## DATASET EXCERPTS
=-=-=-=-=

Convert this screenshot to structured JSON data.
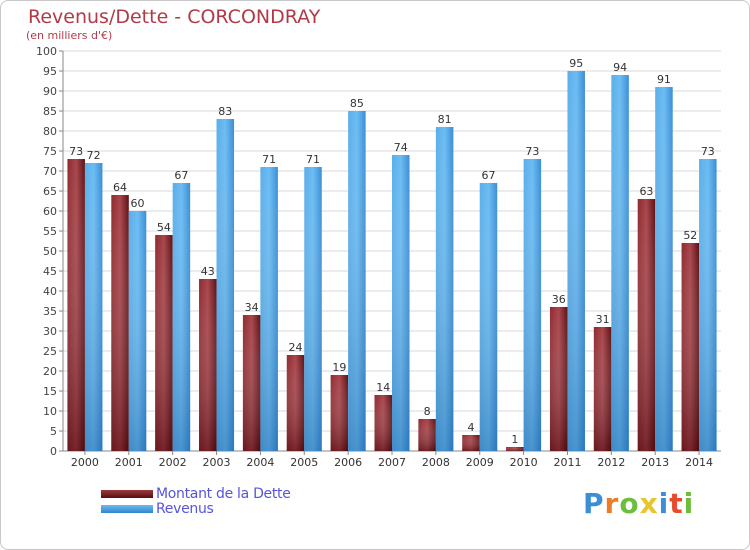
{
  "header": {
    "title": "Revenus/Dette - CORCONDRAY",
    "subtitle": "(en milliers d'€)"
  },
  "legend": {
    "items": [
      {
        "label": "Montant de la Dette",
        "color": "#7a1f24"
      },
      {
        "label": "Revenus",
        "color": "#4aa3e8"
      }
    ]
  },
  "logo": {
    "letters": [
      "P",
      "r",
      "o",
      "x",
      "i",
      "t",
      "i"
    ],
    "colors": [
      "#3a8fd8",
      "#e87d2a",
      "#6bbf3a",
      "#e8c52a",
      "#3a8fd8",
      "#e84a2a",
      "#6bbf3a"
    ]
  },
  "chart_data": {
    "type": "bar",
    "categories": [
      "2000",
      "2001",
      "2002",
      "2003",
      "2004",
      "2005",
      "2006",
      "2007",
      "2008",
      "2009",
      "2010",
      "2011",
      "2012",
      "2013",
      "2014"
    ],
    "series": [
      {
        "name": "Montant de la Dette",
        "color": "#7a1f24",
        "values": [
          73,
          64,
          54,
          43,
          34,
          24,
          19,
          14,
          8,
          4,
          1,
          36,
          31,
          63,
          52
        ]
      },
      {
        "name": "Revenus",
        "color": "#4aa3e8",
        "values": [
          72,
          60,
          67,
          83,
          71,
          71,
          85,
          74,
          81,
          67,
          73,
          95,
          94,
          91,
          73
        ]
      }
    ],
    "yticks": [
      "0",
      "5",
      "10",
      "15",
      "20",
      "25",
      "30",
      "35",
      "40",
      "45",
      "50",
      "55",
      "60",
      "65",
      "70",
      "75",
      "80",
      "85",
      "90",
      "95",
      "100"
    ],
    "ylim": [
      0,
      100
    ],
    "grid": true
  }
}
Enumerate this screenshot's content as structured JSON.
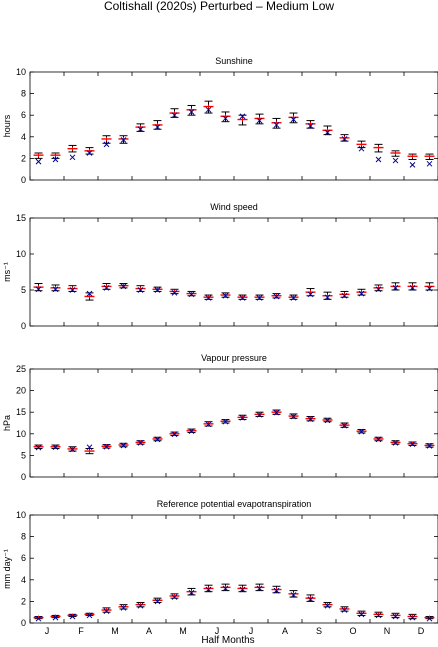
{
  "title": "Coltishall (2020s) Perturbed – Medium Low",
  "xlabel": "Half Months",
  "month_labels": [
    "J",
    "F",
    "M",
    "A",
    "M",
    "J",
    "J",
    "A",
    "S",
    "O",
    "N",
    "D"
  ],
  "colors": {
    "mean_marker": "#ff0000",
    "observed_marker": "#00008b",
    "error_bar": "#000000",
    "axes": "#000000"
  },
  "chart_data": [
    {
      "type": "scatter",
      "title": "Sunshine",
      "ylabel": "hours",
      "ylim": [
        0,
        10
      ],
      "yticks": [
        0,
        2,
        4,
        6,
        8,
        10
      ],
      "x": [
        1,
        2,
        3,
        4,
        5,
        6,
        7,
        8,
        9,
        10,
        11,
        12,
        13,
        14,
        15,
        16,
        17,
        18,
        19,
        20,
        21,
        22,
        23,
        24
      ],
      "series": [
        {
          "marker": "plus",
          "color": "#ff0000",
          "values": [
            2.3,
            2.3,
            2.9,
            2.7,
            3.8,
            3.8,
            4.9,
            5.1,
            6.2,
            6.5,
            6.8,
            5.9,
            5.6,
            5.7,
            5.3,
            5.8,
            5.2,
            4.6,
            3.9,
            3.3,
            3.0,
            2.5,
            2.2,
            2.2
          ],
          "err_low": [
            2.0,
            2.0,
            2.6,
            2.4,
            3.4,
            3.4,
            4.5,
            4.7,
            5.8,
            6.0,
            6.2,
            5.4,
            5.1,
            5.2,
            4.8,
            5.3,
            4.8,
            4.2,
            3.6,
            3.0,
            2.6,
            2.2,
            1.9,
            1.9
          ],
          "err_high": [
            2.5,
            2.5,
            3.2,
            3.0,
            4.1,
            4.1,
            5.2,
            5.5,
            6.6,
            6.9,
            7.3,
            6.3,
            6.0,
            6.1,
            5.7,
            6.2,
            5.5,
            5.0,
            4.2,
            3.6,
            3.3,
            2.7,
            2.4,
            2.4
          ]
        },
        {
          "marker": "x",
          "color": "#00008b",
          "values": [
            1.7,
            1.9,
            2.1,
            2.5,
            3.3,
            3.7,
            4.7,
            4.9,
            6.0,
            6.3,
            6.5,
            5.7,
            5.9,
            5.5,
            5.1,
            5.6,
            5.0,
            4.4,
            3.8,
            2.9,
            1.9,
            1.8,
            1.4,
            1.5
          ]
        }
      ]
    },
    {
      "type": "scatter",
      "title": "Wind speed",
      "ylabel": "ms⁻¹",
      "ylim": [
        0,
        15
      ],
      "yticks": [
        0,
        5,
        10,
        15
      ],
      "x": [
        1,
        2,
        3,
        4,
        5,
        6,
        7,
        8,
        9,
        10,
        11,
        12,
        13,
        14,
        15,
        16,
        17,
        18,
        19,
        20,
        21,
        22,
        23,
        24
      ],
      "series": [
        {
          "marker": "plus",
          "color": "#ff0000",
          "values": [
            5.4,
            5.3,
            5.2,
            4.1,
            5.5,
            5.6,
            5.2,
            5.1,
            4.8,
            4.5,
            4.0,
            4.3,
            4.0,
            4.0,
            4.2,
            4.0,
            4.7,
            4.2,
            4.4,
            4.7,
            5.3,
            5.5,
            5.5,
            5.5
          ],
          "err_low": [
            4.9,
            4.9,
            4.8,
            3.6,
            5.1,
            5.3,
            4.8,
            4.8,
            4.5,
            4.2,
            3.7,
            4.0,
            3.7,
            3.7,
            3.9,
            3.7,
            4.2,
            3.7,
            4.0,
            4.3,
            4.9,
            5.0,
            5.0,
            5.0
          ],
          "err_high": [
            5.9,
            5.7,
            5.6,
            4.6,
            5.9,
            5.9,
            5.6,
            5.4,
            5.1,
            4.8,
            4.3,
            4.6,
            4.3,
            4.3,
            4.5,
            4.3,
            5.2,
            4.7,
            4.8,
            5.1,
            5.7,
            6.0,
            6.0,
            6.0
          ]
        },
        {
          "marker": "x",
          "color": "#00008b",
          "values": [
            5.1,
            5.1,
            5.0,
            4.5,
            5.3,
            5.5,
            5.0,
            5.0,
            4.6,
            4.4,
            3.9,
            4.2,
            3.9,
            3.9,
            4.1,
            3.9,
            4.4,
            4.0,
            4.2,
            4.5,
            5.1,
            5.3,
            5.3,
            5.2
          ]
        }
      ]
    },
    {
      "type": "scatter",
      "title": "Vapour pressure",
      "ylabel": "hPa",
      "ylim": [
        0,
        25
      ],
      "yticks": [
        0,
        5,
        10,
        15,
        20,
        25
      ],
      "x": [
        1,
        2,
        3,
        4,
        5,
        6,
        7,
        8,
        9,
        10,
        11,
        12,
        13,
        14,
        15,
        16,
        17,
        18,
        19,
        20,
        21,
        22,
        23,
        24
      ],
      "series": [
        {
          "marker": "plus",
          "color": "#ff0000",
          "values": [
            7.0,
            7.0,
            6.5,
            6.0,
            7.1,
            7.4,
            8.0,
            8.8,
            10.0,
            10.7,
            12.3,
            12.9,
            13.8,
            14.5,
            15.0,
            14.1,
            13.5,
            13.2,
            12.0,
            10.6,
            8.8,
            8.0,
            7.7,
            7.3
          ],
          "err_low": [
            6.6,
            6.6,
            6.0,
            5.4,
            6.7,
            7.0,
            7.6,
            8.4,
            9.6,
            10.3,
            11.8,
            12.5,
            13.3,
            14.0,
            14.5,
            13.6,
            13.0,
            12.8,
            11.5,
            10.2,
            8.4,
            7.6,
            7.3,
            6.9
          ],
          "err_high": [
            7.4,
            7.4,
            7.0,
            6.6,
            7.5,
            7.8,
            8.4,
            9.2,
            10.4,
            11.1,
            12.8,
            13.3,
            14.3,
            15.0,
            15.5,
            14.6,
            14.0,
            13.6,
            12.5,
            11.0,
            9.2,
            8.4,
            8.1,
            7.7
          ]
        },
        {
          "marker": "x",
          "color": "#00008b",
          "values": [
            6.8,
            6.9,
            6.4,
            6.9,
            7.0,
            7.3,
            7.9,
            8.7,
            9.9,
            10.6,
            12.2,
            12.8,
            13.7,
            14.4,
            14.9,
            14.0,
            13.4,
            13.1,
            11.9,
            10.5,
            8.7,
            7.9,
            7.6,
            7.2
          ]
        }
      ]
    },
    {
      "type": "scatter",
      "title": "Reference potential evapotranspiration",
      "ylabel": "mm day⁻¹",
      "ylim": [
        0,
        10
      ],
      "yticks": [
        0,
        2,
        4,
        6,
        8,
        10
      ],
      "x": [
        1,
        2,
        3,
        4,
        5,
        6,
        7,
        8,
        9,
        10,
        11,
        12,
        13,
        14,
        15,
        16,
        17,
        18,
        19,
        20,
        21,
        22,
        23,
        24
      ],
      "series": [
        {
          "marker": "plus",
          "color": "#ff0000",
          "values": [
            0.5,
            0.6,
            0.7,
            0.8,
            1.2,
            1.5,
            1.7,
            2.1,
            2.5,
            2.9,
            3.2,
            3.3,
            3.2,
            3.3,
            3.1,
            2.7,
            2.3,
            1.7,
            1.3,
            0.9,
            0.8,
            0.7,
            0.6,
            0.5
          ],
          "err_low": [
            0.4,
            0.5,
            0.6,
            0.7,
            1.0,
            1.3,
            1.5,
            1.9,
            2.3,
            2.6,
            2.9,
            3.0,
            2.9,
            3.0,
            2.8,
            2.4,
            2.0,
            1.5,
            1.1,
            0.7,
            0.6,
            0.5,
            0.4,
            0.4
          ],
          "err_high": [
            0.6,
            0.7,
            0.8,
            0.9,
            1.4,
            1.7,
            1.9,
            2.3,
            2.7,
            3.2,
            3.5,
            3.6,
            3.5,
            3.6,
            3.4,
            3.0,
            2.6,
            1.9,
            1.5,
            1.1,
            1.0,
            0.9,
            0.8,
            0.6
          ]
        },
        {
          "marker": "x",
          "color": "#00008b",
          "values": [
            0.4,
            0.5,
            0.6,
            0.7,
            1.1,
            1.4,
            1.6,
            2.0,
            2.4,
            2.8,
            3.1,
            3.2,
            3.1,
            3.2,
            3.0,
            2.6,
            2.2,
            1.6,
            1.2,
            0.8,
            0.7,
            0.6,
            0.5,
            0.4
          ]
        }
      ]
    }
  ]
}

=-=-=-=-=

Where a line of the material above holds the string "Montant", copy that line.

        "label": "Montant de la Dette",
        "name": "Montant de la Dette",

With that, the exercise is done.